### Instructions for the task
Return all lines where the word "name" can be found.

start Data for the task

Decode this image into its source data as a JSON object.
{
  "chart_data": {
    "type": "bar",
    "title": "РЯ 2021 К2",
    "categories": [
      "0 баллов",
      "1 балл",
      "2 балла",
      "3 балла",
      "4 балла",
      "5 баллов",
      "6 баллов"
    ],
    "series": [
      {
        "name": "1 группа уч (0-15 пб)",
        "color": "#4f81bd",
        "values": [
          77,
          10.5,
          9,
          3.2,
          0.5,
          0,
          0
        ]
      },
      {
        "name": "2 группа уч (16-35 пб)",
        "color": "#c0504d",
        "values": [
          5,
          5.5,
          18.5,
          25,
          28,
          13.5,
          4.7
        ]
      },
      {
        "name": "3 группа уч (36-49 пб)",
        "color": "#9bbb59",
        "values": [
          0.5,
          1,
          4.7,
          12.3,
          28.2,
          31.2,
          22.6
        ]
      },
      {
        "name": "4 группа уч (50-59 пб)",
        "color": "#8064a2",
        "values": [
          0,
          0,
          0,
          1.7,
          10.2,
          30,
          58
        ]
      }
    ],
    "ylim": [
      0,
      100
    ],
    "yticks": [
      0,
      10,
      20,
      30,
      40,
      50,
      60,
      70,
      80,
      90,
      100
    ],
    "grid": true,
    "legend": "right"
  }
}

end Data for the task

### Expected answer
        "name": "1 группа уч (0-15 пб)",
        "name": "2 группа уч (16-35 пб)",
        "name": "3 группа уч (36-49 пб)",
        "name": "4 группа уч (50-59 пб)",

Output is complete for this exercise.